To do:
Reproduce the material below, substituting "Drawing dimensions" for each occurrence of "Patent image size" and changing nothing else.

Exercise input:
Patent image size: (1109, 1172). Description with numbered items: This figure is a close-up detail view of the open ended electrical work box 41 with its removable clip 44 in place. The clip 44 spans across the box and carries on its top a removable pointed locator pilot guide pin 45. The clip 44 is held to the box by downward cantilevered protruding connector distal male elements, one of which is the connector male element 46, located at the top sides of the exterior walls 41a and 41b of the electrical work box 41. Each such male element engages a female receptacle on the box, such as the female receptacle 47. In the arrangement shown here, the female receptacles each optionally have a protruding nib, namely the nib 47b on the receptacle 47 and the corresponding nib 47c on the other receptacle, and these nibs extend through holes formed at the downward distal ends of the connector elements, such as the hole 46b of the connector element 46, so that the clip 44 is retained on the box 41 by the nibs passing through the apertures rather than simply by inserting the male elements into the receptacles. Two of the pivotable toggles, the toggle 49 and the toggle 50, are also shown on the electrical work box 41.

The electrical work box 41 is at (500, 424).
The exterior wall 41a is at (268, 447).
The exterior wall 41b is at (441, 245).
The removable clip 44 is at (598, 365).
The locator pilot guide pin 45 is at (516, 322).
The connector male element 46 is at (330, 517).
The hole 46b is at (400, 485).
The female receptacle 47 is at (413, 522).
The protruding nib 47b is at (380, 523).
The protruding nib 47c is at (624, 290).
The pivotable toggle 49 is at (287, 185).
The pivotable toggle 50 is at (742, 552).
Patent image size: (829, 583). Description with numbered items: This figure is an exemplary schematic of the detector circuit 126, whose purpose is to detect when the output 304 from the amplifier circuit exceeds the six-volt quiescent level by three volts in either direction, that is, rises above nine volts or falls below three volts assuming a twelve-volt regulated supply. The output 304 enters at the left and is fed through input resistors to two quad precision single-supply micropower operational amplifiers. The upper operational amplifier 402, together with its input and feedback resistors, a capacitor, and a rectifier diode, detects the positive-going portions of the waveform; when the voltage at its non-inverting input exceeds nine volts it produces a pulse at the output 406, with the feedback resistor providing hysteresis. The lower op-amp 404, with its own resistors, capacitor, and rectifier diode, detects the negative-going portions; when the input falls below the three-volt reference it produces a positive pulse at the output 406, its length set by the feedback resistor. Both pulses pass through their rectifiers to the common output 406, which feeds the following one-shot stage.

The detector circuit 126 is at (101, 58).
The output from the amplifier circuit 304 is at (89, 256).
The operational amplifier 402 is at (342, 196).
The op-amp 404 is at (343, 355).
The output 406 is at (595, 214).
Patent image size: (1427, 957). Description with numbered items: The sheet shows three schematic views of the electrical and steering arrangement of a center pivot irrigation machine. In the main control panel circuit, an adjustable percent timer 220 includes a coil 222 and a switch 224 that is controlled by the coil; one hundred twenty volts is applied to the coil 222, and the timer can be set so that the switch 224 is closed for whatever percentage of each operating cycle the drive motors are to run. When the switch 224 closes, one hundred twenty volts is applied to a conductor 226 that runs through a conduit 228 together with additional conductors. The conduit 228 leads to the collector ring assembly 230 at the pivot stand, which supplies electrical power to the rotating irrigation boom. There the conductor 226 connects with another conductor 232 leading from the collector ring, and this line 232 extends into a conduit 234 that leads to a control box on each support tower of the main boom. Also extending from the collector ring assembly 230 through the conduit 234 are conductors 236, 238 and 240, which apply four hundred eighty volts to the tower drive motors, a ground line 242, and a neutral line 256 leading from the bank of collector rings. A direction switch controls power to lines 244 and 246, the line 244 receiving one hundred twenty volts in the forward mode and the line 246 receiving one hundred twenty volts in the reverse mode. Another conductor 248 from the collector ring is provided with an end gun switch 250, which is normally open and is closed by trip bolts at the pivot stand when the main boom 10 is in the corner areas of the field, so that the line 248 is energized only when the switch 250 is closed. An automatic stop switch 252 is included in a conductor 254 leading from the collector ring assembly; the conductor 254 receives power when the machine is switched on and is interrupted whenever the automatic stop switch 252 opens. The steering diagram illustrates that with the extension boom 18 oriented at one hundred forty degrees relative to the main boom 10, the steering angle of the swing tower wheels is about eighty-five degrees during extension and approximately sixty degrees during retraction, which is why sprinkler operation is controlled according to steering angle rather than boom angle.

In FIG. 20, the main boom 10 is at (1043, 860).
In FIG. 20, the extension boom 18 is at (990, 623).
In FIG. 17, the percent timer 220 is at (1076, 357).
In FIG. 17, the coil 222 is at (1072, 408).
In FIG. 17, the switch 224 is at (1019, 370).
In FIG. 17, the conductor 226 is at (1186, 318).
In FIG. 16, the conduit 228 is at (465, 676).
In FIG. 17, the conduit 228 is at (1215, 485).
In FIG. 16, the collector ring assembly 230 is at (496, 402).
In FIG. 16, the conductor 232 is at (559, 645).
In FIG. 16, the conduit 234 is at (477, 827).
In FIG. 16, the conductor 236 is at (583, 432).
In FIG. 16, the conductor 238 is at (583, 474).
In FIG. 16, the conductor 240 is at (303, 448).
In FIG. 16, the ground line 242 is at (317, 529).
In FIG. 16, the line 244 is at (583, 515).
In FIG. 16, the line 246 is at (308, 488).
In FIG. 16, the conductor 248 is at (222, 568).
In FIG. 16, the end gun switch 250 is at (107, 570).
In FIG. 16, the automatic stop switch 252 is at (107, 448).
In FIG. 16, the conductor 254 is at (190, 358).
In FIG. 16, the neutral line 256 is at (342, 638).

Task result:
Drawing dimensions: (1109, 1172). Description with numbered items: This figure is a close-up detail view of the open ended electrical work box 41 with its removable clip 44 in place. The clip 44 spans across the box and carries on its top a removable pointed locator pilot guide pin 45. The clip 44 is held to the box by downward cantilevered protruding connector distal male elements, one of which is the connector male element 46, located at the top sides of the exterior walls 41a and 41b of the electrical work box 41. Each such male element engages a female receptacle on the box, such as the female receptacle 47. In the arrangement shown here, the female receptacles each optionally have a protruding nib, namely the nib 47b on the receptacle 47 and the corresponding nib 47c on the other receptacle, and these nibs extend through holes formed at the downward distal ends of the connector elements, such as the hole 46b of the connector element 46, so that the clip 44 is retained on the box 41 by the nibs passing through the apertures rather than simply by inserting the male elements into the receptacles. Two of the pivotable toggles, the toggle 49 and the toggle 50, are also shown on the electrical work box 41.

The electrical work box 41 is at (500, 424).
The exterior wall 41a is at (268, 447).
The exterior wall 41b is at (441, 245).
The removable clip 44 is at (598, 365).
The locator pilot guide pin 45 is at (516, 322).
The connector male element 46 is at (330, 517).
The hole 46b is at (400, 485).
The female receptacle 47 is at (413, 522).
The protruding nib 47b is at (380, 523).
The protruding nib 47c is at (624, 290).
The pivotable toggle 49 is at (287, 185).
The pivotable toggle 50 is at (742, 552).
Drawing dimensions: (829, 583). Description with numbered items: This figure is an exemplary schematic of the detector circuit 126, whose purpose is to detect when the output 304 from the amplifier circuit exceeds the six-volt quiescent level by three volts in either direction, that is, rises above nine volts or falls below three volts assuming a twelve-volt regulated supply. The output 304 enters at the left and is fed through input resistors to two quad precision single-supply micropower operational amplifiers. The upper operational amplifier 402, together with its input and feedback resistors, a capacitor, and a rectifier diode, detects the positive-going portions of the waveform; when the voltage at its non-inverting input exceeds nine volts it produces a pulse at the output 406, with the feedback resistor providing hysteresis. The lower op-amp 404, with its own resistors, capacitor, and rectifier diode, detects the negative-going portions; when the input falls below the three-volt reference it produces a positive pulse at the output 406, its length set by the feedback resistor. Both pulses pass through their rectifiers to the common output 406, which feeds the following one-shot stage.

The detector circuit 126 is at (101, 58).
The output from the amplifier circuit 304 is at (89, 256).
The operational amplifier 402 is at (342, 196).
The op-amp 404 is at (343, 355).
The output 406 is at (595, 214).
Drawing dimensions: (1427, 957). Description with numbered items: The sheet shows three schematic views of the electrical and steering arrangement of a center pivot irrigation machine. In the main control panel circuit, an adjustable percent timer 220 includes a coil 222 and a switch 224 that is controlled by the coil; one hundred twenty volts is applied to the coil 222, and the timer can be set so that the switch 224 is closed for whatever percentage of each operating cycle the drive motors are to run. When the switch 224 closes, one hundred twenty volts is applied to a conductor 226 that runs through a conduit 228 together with additional conductors. The conduit 228 leads to the collector ring assembly 230 at the pivot stand, which supplies electrical power to the rotating irrigation boom. There the conductor 226 connects with another conductor 232 leading from the collector ring, and this line 232 extends into a conduit 234 that leads to a control box on each support tower of the main boom. Also extending from the collector ring assembly 230 through the conduit 234 are conductors 236, 238 and 240, which apply four hundred eighty volts to the tower drive motors, a ground line 242, and a neutral line 256 leading from the bank of collector rings. A direction switch controls power to lines 244 and 246, the line 244 receiving one hundred twenty volts in the forward mode and the line 246 receiving one hundred twenty volts in the reverse mode. Another conductor 248 from the collector ring is provided with an end gun switch 250, which is normally open and is closed by trip bolts at the pivot stand when the main boom 10 is in the corner areas of the field, so that the line 248 is energized only when the switch 250 is closed. An automatic stop switch 252 is included in a conductor 254 leading from the collector ring assembly; the conductor 254 receives power when the machine is switched on and is interrupted whenever the automatic stop switch 252 opens. The steering diagram illustrates that with the extension boom 18 oriented at one hundred forty degrees relative to the main boom 10, the steering angle of the swing tower wheels is about eighty-five degrees during extension and approximately sixty degrees during retraction, which is why sprinkler operation is controlled according to steering angle rather than boom angle.

In FIG. 20, the main boom 10 is at (1043, 860).
In FIG. 20, the extension boom 18 is at (990, 623).
In FIG. 17, the percent timer 220 is at (1076, 357).
In FIG. 17, the coil 222 is at (1072, 408).
In FIG. 17, the switch 224 is at (1019, 370).
In FIG. 17, the conductor 226 is at (1186, 318).
In FIG. 16, the conduit 228 is at (465, 676).
In FIG. 17, the conduit 228 is at (1215, 485).
In FIG. 16, the collector ring assembly 230 is at (496, 402).
In FIG. 16, the conductor 232 is at (559, 645).
In FIG. 16, the conduit 234 is at (477, 827).
In FIG. 16, the conductor 236 is at (583, 432).
In FIG. 16, the conductor 238 is at (583, 474).
In FIG. 16, the conductor 240 is at (303, 448).
In FIG. 16, the ground line 242 is at (317, 529).
In FIG. 16, the line 244 is at (583, 515).
In FIG. 16, the line 246 is at (308, 488).
In FIG. 16, the conductor 248 is at (222, 568).
In FIG. 16, the end gun switch 250 is at (107, 570).
In FIG. 16, the automatic stop switch 252 is at (107, 448).
In FIG. 16, the conductor 254 is at (190, 358).
In FIG. 16, the neutral line 256 is at (342, 638).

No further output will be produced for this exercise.